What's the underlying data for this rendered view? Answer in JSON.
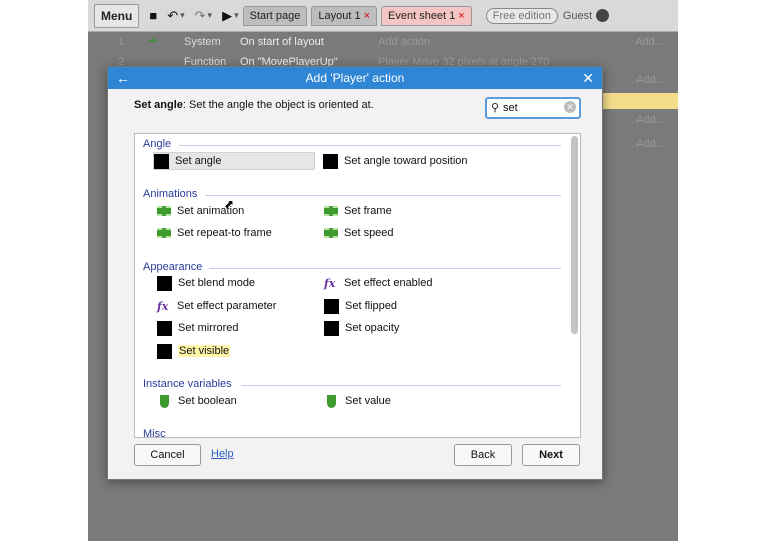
{
  "app": {
    "toolbar": {
      "menu_label": "Menu",
      "tabs": [
        {
          "label": "Start page"
        },
        {
          "label": "Layout 1",
          "close": "×"
        },
        {
          "label": "Event sheet 1",
          "close": "×"
        }
      ],
      "free_edition": "Free edition",
      "guest": "Guest"
    },
    "events": [
      {
        "num": "1",
        "object": "System",
        "condition": "On start of layout",
        "action": "Add action",
        "add": "Add..."
      },
      {
        "num": "2",
        "object": "Function",
        "condition": "On \"MovePlayerUp\"",
        "action": "Player      Move 32 pixels at angle 270",
        "add": ""
      }
    ],
    "side_adds": [
      "Add...",
      "Add...",
      "Add..."
    ]
  },
  "dialog": {
    "title": "Add 'Player' action",
    "description_bold": "Set angle",
    "description_rest": ": Set the angle the object is oriented at.",
    "search_value": "set",
    "sections": [
      {
        "title": "Angle",
        "items": [
          {
            "label": "Set angle",
            "icon": "black-square-icon",
            "highlighted": true
          },
          {
            "label": "Set angle toward position",
            "icon": "black-square-icon"
          }
        ]
      },
      {
        "title": "Animations",
        "items": [
          {
            "label": "Set animation",
            "icon": "film-icon"
          },
          {
            "label": "Set frame",
            "icon": "film-icon"
          },
          {
            "label": "Set repeat-to frame",
            "icon": "film-icon"
          },
          {
            "label": "Set speed",
            "icon": "film-icon"
          }
        ]
      },
      {
        "title": "Appearance",
        "items": [
          {
            "label": "Set blend mode",
            "icon": "black-square-icon"
          },
          {
            "label": "Set effect enabled",
            "icon": "fx-icon"
          },
          {
            "label": "Set effect parameter",
            "icon": "fx-icon"
          },
          {
            "label": "Set flipped",
            "icon": "black-square-icon"
          },
          {
            "label": "Set mirrored",
            "icon": "black-square-icon"
          },
          {
            "label": "Set opacity",
            "icon": "black-square-icon"
          },
          {
            "label": "Set visible",
            "icon": "black-square-icon"
          }
        ]
      },
      {
        "title": "Instance variables",
        "items": [
          {
            "label": "Set boolean",
            "icon": "shield-icon"
          },
          {
            "label": "Set value",
            "icon": "shield-icon"
          }
        ]
      },
      {
        "title": "Misc",
        "items": []
      }
    ],
    "buttons": {
      "cancel": "Cancel",
      "help": "Help",
      "back": "Back",
      "next": "Next"
    }
  },
  "colors": {
    "titlebar": "#2f86d4",
    "section_text": "#2a3c9a",
    "highlight": "#fff6a8",
    "icon_green": "#3e9a2e",
    "fx_purple": "#6a2fa0"
  }
}
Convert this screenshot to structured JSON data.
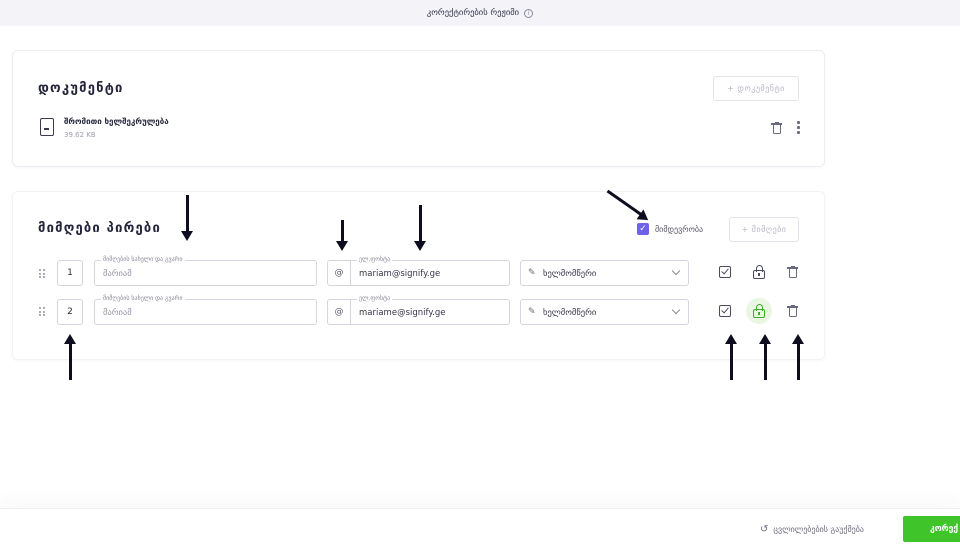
{
  "topbar": {
    "title": "კორექტირების რეჟიმი",
    "info_icon": "info-icon"
  },
  "documents": {
    "title": "დოკუმენტი",
    "add_button": "+ დოკუმენტი",
    "file": {
      "name": "შრომითი ხელშეკრულება",
      "size": "39.62 KB"
    }
  },
  "recipients": {
    "title": "მიმღები პირები",
    "order_label": "მიმდევრობა",
    "order_checked": true,
    "add_button": "+ მიმღები",
    "rows": [
      {
        "order": "1",
        "name_label": "მიმღების სახელი და გვარი",
        "name_value": "მარიამ",
        "email_label": "ელ.ფოსტა",
        "email_at": "@",
        "email_value": "mariam@signify.ge",
        "role": "ხელმომწერი",
        "lock_active": false
      },
      {
        "order": "2",
        "name_label": "მიმღების სახელი და გვარი",
        "name_value": "მარიამ",
        "email_label": "ელ.ფოსტა",
        "email_at": "@",
        "email_value": "mariame@signify.ge",
        "role": "ხელმომწერი",
        "lock_active": true
      }
    ]
  },
  "footer": {
    "reset_label": "ცვლილებების გაუქმება",
    "primary_label": "კორექ"
  },
  "colors": {
    "accent": "#6c63e8",
    "success": "#3fc52a",
    "lock_green": "#3fae2a"
  }
}
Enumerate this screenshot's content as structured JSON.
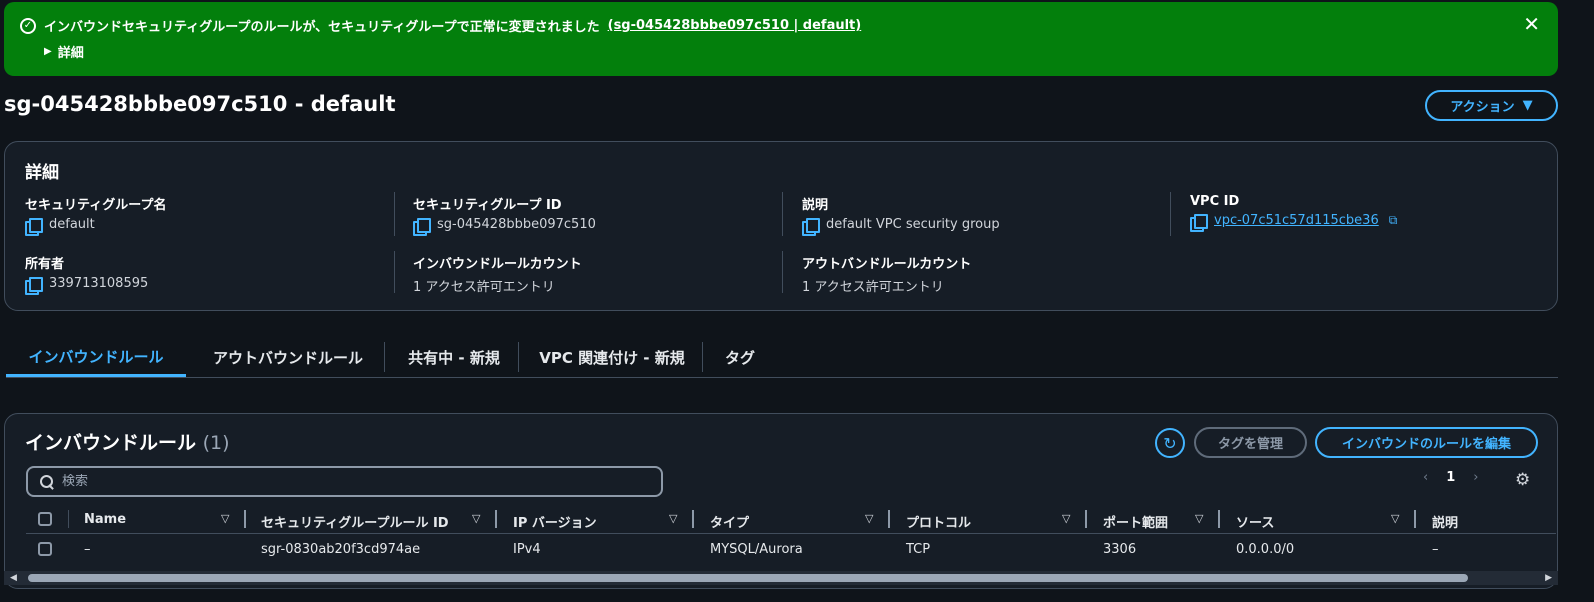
{
  "flash": {
    "message": "インバウンドセキュリティグループのルールが、セキュリティグループで正常に変更されました",
    "link": "(sg-045428bbbe097c510 | default)",
    "details_label": "詳細"
  },
  "page": {
    "title": "sg-045428bbbe097c510 - default",
    "actions_label": "アクション"
  },
  "details": {
    "heading": "詳細",
    "fields": [
      {
        "label": "セキュリティグループ名",
        "value": "default"
      },
      {
        "label": "セキュリティグループ ID",
        "value": "sg-045428bbbe097c510"
      },
      {
        "label": "説明",
        "value": "default VPC security group"
      },
      {
        "label": "VPC ID",
        "value": "vpc-07c51c57d115cbe36"
      },
      {
        "label": "所有者",
        "value": "339713108595"
      },
      {
        "label": "インバウンドルールカウント",
        "value": "1 アクセス許可エントリ"
      },
      {
        "label": "アウトバンドルールカウント",
        "value": "1 アクセス許可エントリ"
      }
    ]
  },
  "tabs": [
    {
      "label": "インバウンドルール",
      "active": true
    },
    {
      "label": "アウトバウンドルール"
    },
    {
      "label": "共有中 - 新規"
    },
    {
      "label": "VPC 関連付け - 新規"
    },
    {
      "label": "タグ"
    }
  ],
  "rules": {
    "heading": "インバウンドルール",
    "count": "(1)",
    "manage_tags_label": "タグを管理",
    "edit_label": "インバウンドのルールを編集",
    "search_placeholder": "検索",
    "page_number": "1",
    "columns": [
      "Name",
      "セキュリティグループルール ID",
      "IP バージョン",
      "タイプ",
      "プロトコル",
      "ポート範囲",
      "ソース",
      "説明"
    ],
    "rows": [
      [
        "–",
        "sgr-0830ab20f3cd974ae",
        "IPv4",
        "MYSQL/Aurora",
        "TCP",
        "3306",
        "0.0.0.0/0",
        "–"
      ]
    ]
  },
  "colors": {
    "success": "#037f0c",
    "accent": "#42b4ff",
    "background": "#0f141a",
    "panel": "#161d26"
  }
}
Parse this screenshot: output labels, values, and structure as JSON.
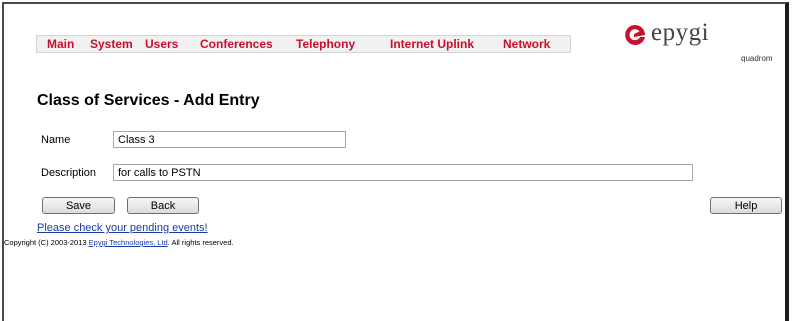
{
  "nav": {
    "items": [
      "Main",
      "System",
      "Users",
      "Conferences",
      "Telephony",
      "Internet Uplink",
      "Network"
    ]
  },
  "brand": {
    "name": "epygi",
    "subtitle": "quadrom",
    "color": "#c8102e"
  },
  "page": {
    "title": "Class of Services - Add Entry"
  },
  "form": {
    "name_label": "Name",
    "name_value": "Class 3",
    "description_label": "Description",
    "description_value": "for calls to PSTN"
  },
  "buttons": {
    "save": "Save",
    "back": "Back",
    "help": "Help"
  },
  "footer": {
    "pending_events_link": "Please check your pending events!",
    "copyright_prefix": "Copyright (C) 2003-2013 ",
    "company_link": "Epygi Technologies, Ltd",
    "copyright_suffix": ". All rights reserved."
  }
}
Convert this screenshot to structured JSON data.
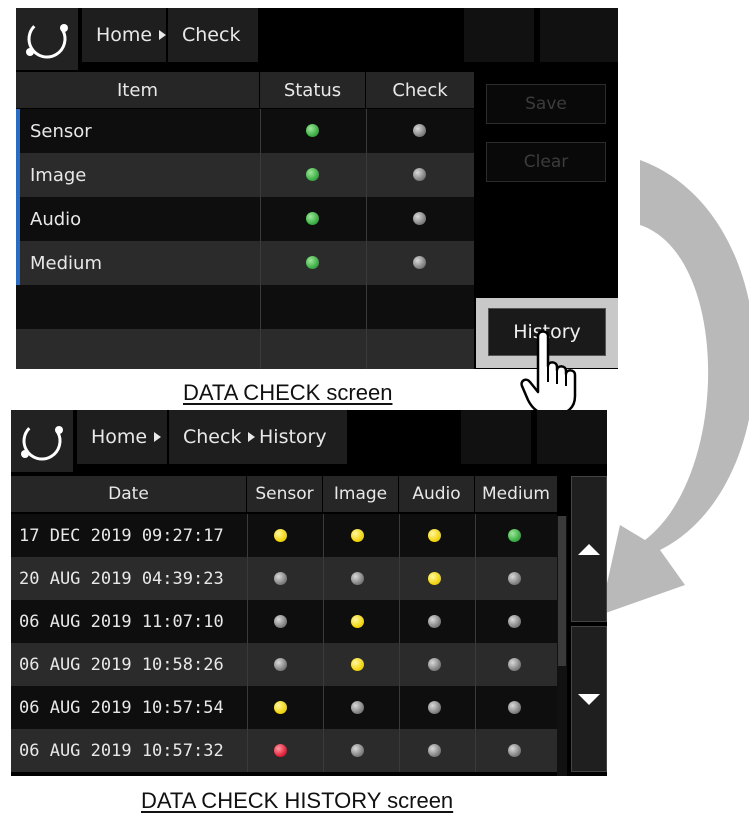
{
  "screen1": {
    "breadcrumb": {
      "home": "Home",
      "current": "Check"
    },
    "columns": [
      "Item",
      "Status",
      "Check"
    ],
    "rows": [
      {
        "item": "Sensor",
        "status": "green",
        "check": "gray"
      },
      {
        "item": "Image",
        "status": "green",
        "check": "gray"
      },
      {
        "item": "Audio",
        "status": "green",
        "check": "gray"
      },
      {
        "item": "Medium",
        "status": "green",
        "check": "gray"
      }
    ],
    "buttons": {
      "save": "Save",
      "clear": "Clear",
      "history": "History"
    },
    "caption": "DATA CHECK screen"
  },
  "screen2": {
    "breadcrumb": {
      "home": "Home",
      "check": "Check",
      "current": "History"
    },
    "columns": [
      "Date",
      "Sensor",
      "Image",
      "Audio",
      "Medium"
    ],
    "rows": [
      {
        "date": "17 DEC 2019 09:27:17",
        "sensor": "yellow",
        "image": "yellow",
        "audio": "yellow",
        "medium": "green"
      },
      {
        "date": "20 AUG 2019 04:39:23",
        "sensor": "gray",
        "image": "gray",
        "audio": "yellow",
        "medium": "gray"
      },
      {
        "date": "06 AUG 2019 11:07:10",
        "sensor": "gray",
        "image": "yellow",
        "audio": "gray",
        "medium": "gray"
      },
      {
        "date": "06 AUG 2019 10:58:26",
        "sensor": "gray",
        "image": "yellow",
        "audio": "gray",
        "medium": "gray"
      },
      {
        "date": "06 AUG 2019 10:57:54",
        "sensor": "yellow",
        "image": "gray",
        "audio": "gray",
        "medium": "gray"
      },
      {
        "date": "06 AUG 2019 10:57:32",
        "sensor": "red",
        "image": "gray",
        "audio": "gray",
        "medium": "gray"
      }
    ],
    "caption": "DATA CHECK HISTORY screen"
  },
  "icons": {
    "logo": "ring-logo-icon",
    "hand": "pointing-hand-icon",
    "arrow": "curved-arrow-icon",
    "scroll_up": "triangle-up-icon",
    "scroll_down": "triangle-down-icon"
  },
  "colors": {
    "accent": "#2a6cc4",
    "green": "#2fa83a",
    "yellow": "#f0d000",
    "red": "#e0142e",
    "gray": "#777777"
  }
}
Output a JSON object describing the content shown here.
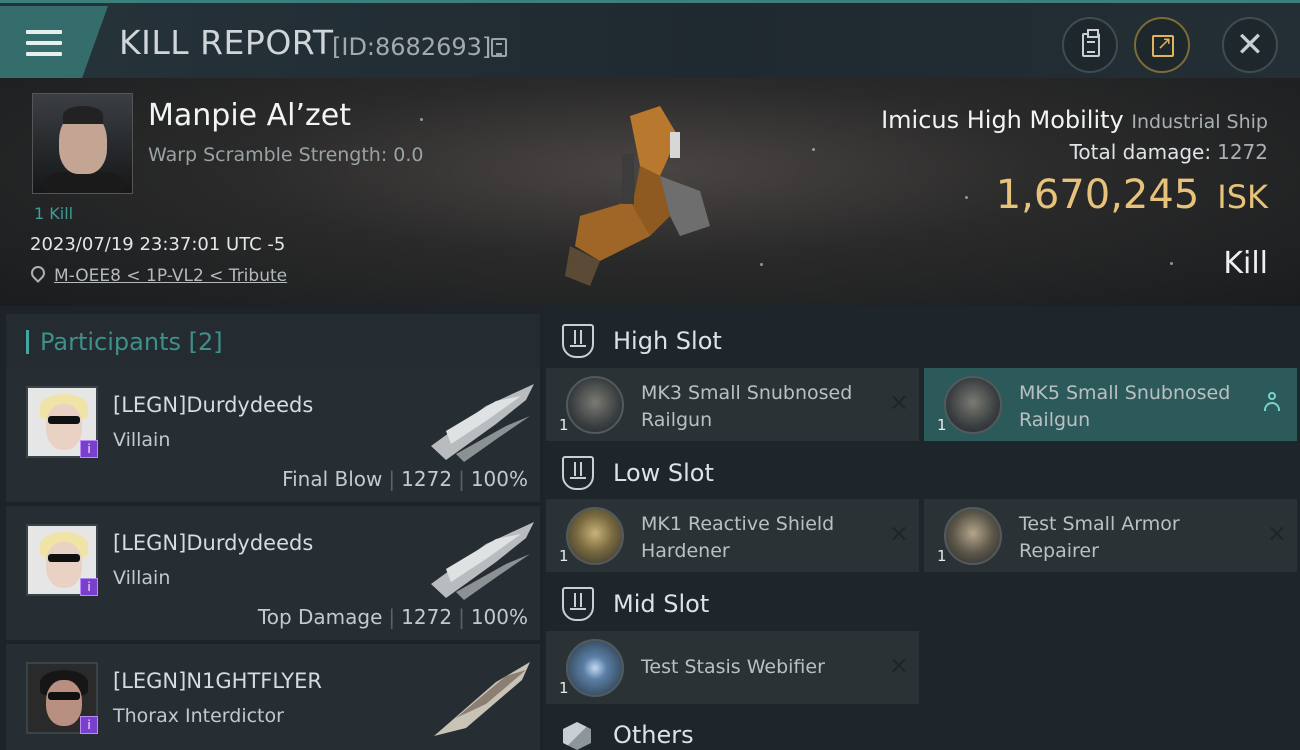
{
  "header": {
    "title": "KILL REPORT",
    "report_id": "[ID:8682693]"
  },
  "victim": {
    "name": "Manpie Al’zet",
    "warp_scramble": "Warp Scramble Strength: 0.0",
    "kills": "1 Kill",
    "datetime": "2023/07/19 23:37:01 UTC -5",
    "location": "M-OEE8 < 1P-VL2 < Tribute",
    "ship_name": "Imicus High Mobility",
    "ship_class": "Industrial Ship",
    "total_damage_label": "Total damage:",
    "total_damage": "1272",
    "isk_value": "1,670,245",
    "isk_unit": "ISK",
    "result": "Kill"
  },
  "participants": {
    "title": "Participants [2]",
    "rows": [
      {
        "name": "[LEGN]Durdydeeds",
        "ship": "Villain",
        "role": "Final Blow",
        "damage": "1272",
        "percent": "100%",
        "badge": "i"
      },
      {
        "name": "[LEGN]Durdydeeds",
        "ship": "Villain",
        "role": "Top Damage",
        "damage": "1272",
        "percent": "100%",
        "badge": "i"
      },
      {
        "name": "[LEGN]N1GHTFLYER",
        "ship": "Thorax Interdictor",
        "badge": "i"
      }
    ]
  },
  "fittings": {
    "high_slot": {
      "label": "High Slot",
      "modules": [
        {
          "name": "MK3 Small Snubnosed Railgun",
          "qty": "1"
        },
        {
          "name": "MK5 Small Snubnosed Railgun",
          "qty": "1"
        }
      ]
    },
    "low_slot": {
      "label": "Low Slot",
      "modules": [
        {
          "name": "MK1 Reactive Shield Hardener",
          "qty": "1"
        },
        {
          "name": "Test Small Armor Repairer",
          "qty": "1"
        }
      ]
    },
    "mid_slot": {
      "label": "Mid Slot",
      "modules": [
        {
          "name": "Test Stasis Webifier",
          "qty": "1"
        }
      ]
    },
    "others": {
      "label": "Others"
    },
    "destroyed_mark": "×"
  },
  "colors": {
    "accent_teal": "#3d7f7d",
    "isk_gold": "#e6c27a",
    "selected_module": "#2c5a5a",
    "badge_purple": "#7a3fcf"
  },
  "icons": {
    "menu": "menu-icon",
    "copy": "copy-icon",
    "clipboard": "clipboard-icon",
    "share": "share-icon",
    "close": "close-icon",
    "location": "location-pin-icon",
    "slot": "slot-icon",
    "others": "cube-icon",
    "person": "person-icon"
  }
}
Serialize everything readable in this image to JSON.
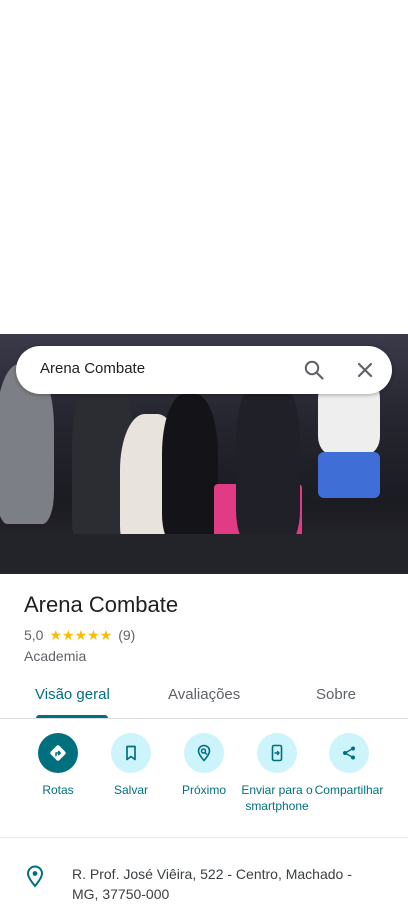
{
  "search": {
    "query": "Arena Combate"
  },
  "place": {
    "title": "Arena Combate",
    "rating": "5,0",
    "stars": "★★★★★",
    "review_count": "(9)",
    "category": "Academia"
  },
  "tabs": [
    {
      "label": "Visão geral"
    },
    {
      "label": "Avaliações"
    },
    {
      "label": "Sobre"
    }
  ],
  "actions": [
    {
      "label": "Rotas",
      "icon": "directions-icon"
    },
    {
      "label": "Salvar",
      "icon": "bookmark-icon"
    },
    {
      "label": "Próximo",
      "icon": "nearby-icon"
    },
    {
      "label": "Enviar para o smartphone",
      "icon": "send-to-phone-icon"
    },
    {
      "label": "Compartilhar",
      "icon": "share-icon"
    }
  ],
  "address": {
    "text": "R. Prof. José Viêira, 522 - Centro, Machado - MG, 37750-000"
  },
  "colors": {
    "accent": "#00707e",
    "action_bg": "#cdf3fb",
    "star": "#fbbc04"
  }
}
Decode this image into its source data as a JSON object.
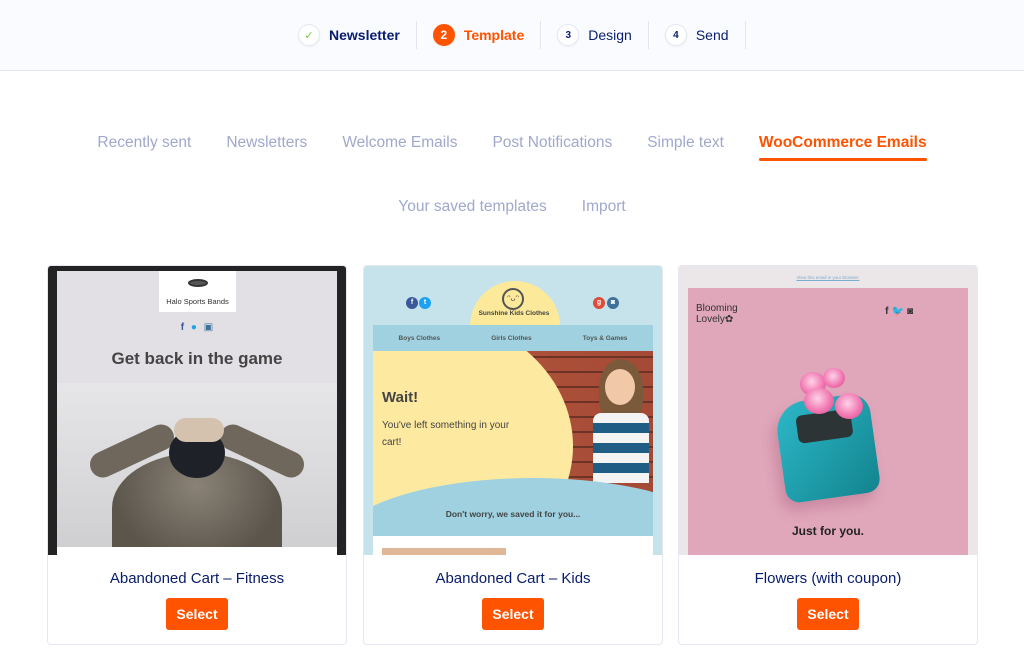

┄┄┄┄┄┄┄┄┄┄┄┄┄┄┄┄┄┄┄┄

Pull every line containing the word "Small" out of the material.

          "name": "MK3 Small Snubnosed Railgun",
          "name": "MK5 Small Snubnosed Railgun",
          "name": "Test Small Armor Repairer",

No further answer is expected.